Dataset items
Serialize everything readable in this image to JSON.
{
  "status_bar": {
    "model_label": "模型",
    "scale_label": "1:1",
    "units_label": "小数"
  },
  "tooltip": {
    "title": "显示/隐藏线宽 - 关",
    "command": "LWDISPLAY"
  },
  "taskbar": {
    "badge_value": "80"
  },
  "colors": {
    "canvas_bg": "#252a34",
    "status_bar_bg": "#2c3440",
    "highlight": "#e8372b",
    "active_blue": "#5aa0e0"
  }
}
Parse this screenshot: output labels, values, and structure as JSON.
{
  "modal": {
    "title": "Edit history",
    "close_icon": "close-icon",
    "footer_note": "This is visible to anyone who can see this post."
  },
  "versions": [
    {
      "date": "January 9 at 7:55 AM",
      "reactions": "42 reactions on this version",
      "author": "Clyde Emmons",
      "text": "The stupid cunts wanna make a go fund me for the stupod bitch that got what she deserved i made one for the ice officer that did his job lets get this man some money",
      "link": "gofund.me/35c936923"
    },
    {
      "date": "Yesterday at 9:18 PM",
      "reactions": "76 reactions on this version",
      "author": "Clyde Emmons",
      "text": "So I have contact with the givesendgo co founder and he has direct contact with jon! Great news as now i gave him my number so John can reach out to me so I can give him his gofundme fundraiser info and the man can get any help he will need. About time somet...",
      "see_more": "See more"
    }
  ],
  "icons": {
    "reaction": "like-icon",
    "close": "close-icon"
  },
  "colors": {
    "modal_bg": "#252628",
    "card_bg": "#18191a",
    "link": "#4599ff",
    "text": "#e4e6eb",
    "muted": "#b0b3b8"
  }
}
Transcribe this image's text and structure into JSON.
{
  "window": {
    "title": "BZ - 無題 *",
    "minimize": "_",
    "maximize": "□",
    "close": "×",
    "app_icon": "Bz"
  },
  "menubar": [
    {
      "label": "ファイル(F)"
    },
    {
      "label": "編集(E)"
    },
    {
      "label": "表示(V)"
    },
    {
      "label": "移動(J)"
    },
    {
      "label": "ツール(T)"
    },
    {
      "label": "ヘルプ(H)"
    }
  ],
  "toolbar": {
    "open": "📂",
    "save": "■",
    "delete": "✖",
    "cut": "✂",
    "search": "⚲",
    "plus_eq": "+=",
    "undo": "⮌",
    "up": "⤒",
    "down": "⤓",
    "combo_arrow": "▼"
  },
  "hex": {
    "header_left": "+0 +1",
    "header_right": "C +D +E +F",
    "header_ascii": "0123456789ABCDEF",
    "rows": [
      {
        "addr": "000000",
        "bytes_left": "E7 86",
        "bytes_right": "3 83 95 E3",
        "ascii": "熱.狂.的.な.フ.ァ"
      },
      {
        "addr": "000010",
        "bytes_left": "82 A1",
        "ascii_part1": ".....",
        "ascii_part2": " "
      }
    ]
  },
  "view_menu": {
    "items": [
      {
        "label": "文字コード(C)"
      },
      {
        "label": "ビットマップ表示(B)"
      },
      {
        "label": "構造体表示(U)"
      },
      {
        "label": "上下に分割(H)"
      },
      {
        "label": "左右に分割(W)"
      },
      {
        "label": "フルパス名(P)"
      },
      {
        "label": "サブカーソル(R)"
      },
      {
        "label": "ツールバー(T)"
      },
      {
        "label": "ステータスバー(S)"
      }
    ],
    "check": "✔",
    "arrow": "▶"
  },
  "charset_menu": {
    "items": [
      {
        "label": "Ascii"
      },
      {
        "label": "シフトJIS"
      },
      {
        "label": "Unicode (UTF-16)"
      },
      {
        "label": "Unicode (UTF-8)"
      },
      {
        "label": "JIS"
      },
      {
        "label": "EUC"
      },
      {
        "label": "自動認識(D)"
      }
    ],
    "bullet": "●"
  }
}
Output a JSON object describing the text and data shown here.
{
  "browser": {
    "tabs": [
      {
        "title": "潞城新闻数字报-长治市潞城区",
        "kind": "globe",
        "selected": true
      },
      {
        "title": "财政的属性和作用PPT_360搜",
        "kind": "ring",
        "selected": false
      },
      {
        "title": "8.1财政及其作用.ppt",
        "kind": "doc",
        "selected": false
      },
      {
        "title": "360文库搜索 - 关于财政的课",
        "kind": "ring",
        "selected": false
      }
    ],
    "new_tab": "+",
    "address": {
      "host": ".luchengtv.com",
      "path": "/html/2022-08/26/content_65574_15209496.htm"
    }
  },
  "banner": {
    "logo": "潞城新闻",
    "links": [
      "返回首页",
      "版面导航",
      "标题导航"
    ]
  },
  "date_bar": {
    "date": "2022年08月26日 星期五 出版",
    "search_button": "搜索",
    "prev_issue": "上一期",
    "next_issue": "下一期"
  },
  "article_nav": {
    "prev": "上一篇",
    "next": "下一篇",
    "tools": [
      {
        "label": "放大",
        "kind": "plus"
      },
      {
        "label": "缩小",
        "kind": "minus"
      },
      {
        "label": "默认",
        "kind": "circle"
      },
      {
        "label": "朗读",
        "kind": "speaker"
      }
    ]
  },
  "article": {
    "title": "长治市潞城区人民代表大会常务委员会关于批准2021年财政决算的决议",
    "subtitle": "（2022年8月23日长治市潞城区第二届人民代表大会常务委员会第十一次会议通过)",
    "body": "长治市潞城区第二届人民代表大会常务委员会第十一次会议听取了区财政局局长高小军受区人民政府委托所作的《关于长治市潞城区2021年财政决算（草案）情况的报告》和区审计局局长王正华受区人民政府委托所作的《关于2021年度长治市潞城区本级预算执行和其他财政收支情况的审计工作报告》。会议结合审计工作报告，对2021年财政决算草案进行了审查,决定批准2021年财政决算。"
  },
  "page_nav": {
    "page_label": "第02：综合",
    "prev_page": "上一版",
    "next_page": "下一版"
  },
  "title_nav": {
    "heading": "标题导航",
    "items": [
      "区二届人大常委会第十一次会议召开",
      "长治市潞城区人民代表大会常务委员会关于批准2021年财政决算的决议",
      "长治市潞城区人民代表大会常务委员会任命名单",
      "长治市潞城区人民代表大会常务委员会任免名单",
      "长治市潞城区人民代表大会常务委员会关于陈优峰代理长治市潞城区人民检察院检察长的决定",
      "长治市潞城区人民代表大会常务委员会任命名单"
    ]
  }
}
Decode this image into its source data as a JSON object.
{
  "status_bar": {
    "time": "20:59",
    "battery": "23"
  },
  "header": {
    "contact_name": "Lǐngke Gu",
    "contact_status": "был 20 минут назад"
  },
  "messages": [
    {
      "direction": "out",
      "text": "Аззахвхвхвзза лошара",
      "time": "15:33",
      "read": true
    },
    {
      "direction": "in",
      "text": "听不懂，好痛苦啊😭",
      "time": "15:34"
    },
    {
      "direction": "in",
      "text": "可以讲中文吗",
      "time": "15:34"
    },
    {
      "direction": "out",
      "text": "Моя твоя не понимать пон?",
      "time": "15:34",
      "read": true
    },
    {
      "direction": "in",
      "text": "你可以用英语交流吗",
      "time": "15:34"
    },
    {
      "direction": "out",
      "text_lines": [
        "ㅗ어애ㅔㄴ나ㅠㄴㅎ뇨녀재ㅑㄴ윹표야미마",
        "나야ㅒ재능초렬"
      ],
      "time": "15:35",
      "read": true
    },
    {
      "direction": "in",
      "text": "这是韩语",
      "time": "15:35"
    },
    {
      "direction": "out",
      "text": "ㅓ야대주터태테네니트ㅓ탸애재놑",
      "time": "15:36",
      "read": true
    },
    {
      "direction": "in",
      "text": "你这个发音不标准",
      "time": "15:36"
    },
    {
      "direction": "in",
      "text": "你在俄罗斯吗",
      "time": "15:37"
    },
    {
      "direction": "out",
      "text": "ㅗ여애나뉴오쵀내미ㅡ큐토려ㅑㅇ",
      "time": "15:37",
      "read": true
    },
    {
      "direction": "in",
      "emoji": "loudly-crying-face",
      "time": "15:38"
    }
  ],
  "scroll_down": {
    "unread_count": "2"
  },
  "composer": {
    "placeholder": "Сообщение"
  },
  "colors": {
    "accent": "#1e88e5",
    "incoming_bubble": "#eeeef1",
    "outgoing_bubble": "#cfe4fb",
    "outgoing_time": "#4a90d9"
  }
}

WORK TO BE COMPLETED
Reproduce exactly the lines from the one with "Decode this image" through the end of the entries above, both ends included.

RESULT FOR THIS EXERCISE
Decode this image into its source data as a JSON object.
{
  "status_bar": {
    "time": "20:59",
    "battery": "23"
  },
  "header": {
    "contact_name": "Lǐngke Gu",
    "contact_status": "был 20 минут назад"
  },
  "messages": [
    {
      "direction": "out",
      "text": "Аззахвхвхвзза лошара",
      "time": "15:33",
      "read": true
    },
    {
      "direction": "in",
      "text": "听不懂，好痛苦啊😭",
      "time": "15:34"
    },
    {
      "direction": "in",
      "text": "可以讲中文吗",
      "time": "15:34"
    },
    {
      "direction": "out",
      "text": "Моя твоя не понимать пон?",
      "time": "15:34",
      "read": true
    },
    {
      "direction": "in",
      "text": "你可以用英语交流吗",
      "time": "15:34"
    },
    {
      "direction": "out",
      "text_lines": [
        "ㅗ어애ㅔㄴ나ㅠㄴㅎ뇨녀재ㅑㄴ윹표야미마",
        "나야ㅒ재능초렬"
      ],
      "time": "15:35",
      "read": true
    },
    {
      "direction": "in",
      "text": "这是韩语",
      "time": "15:35"
    },
    {
      "direction": "out",
      "text": "ㅓ야대주터태테네니트ㅓ탸애재놑",
      "time": "15:36",
      "read": true
    },
    {
      "direction": "in",
      "text": "你这个发音不标准",
      "time": "15:36"
    },
    {
      "direction": "in",
      "text": "你在俄罗斯吗",
      "time": "15:37"
    },
    {
      "direction": "out",
      "text": "ㅗ여애나뉴오쵀내미ㅡ큐토려ㅑㅇ",
      "time": "15:37",
      "read": true
    },
    {
      "direction": "in",
      "emoji": "loudly-crying-face",
      "time": "15:38"
    }
  ],
  "scroll_down": {
    "unread_count": "2"
  },
  "composer": {
    "placeholder": "Сообщение"
  },
  "colors": {
    "accent": "#1e88e5",
    "incoming_bubble": "#eeeef1",
    "outgoing_bubble": "#cfe4fb",
    "outgoing_time": "#4a90d9"
  }
}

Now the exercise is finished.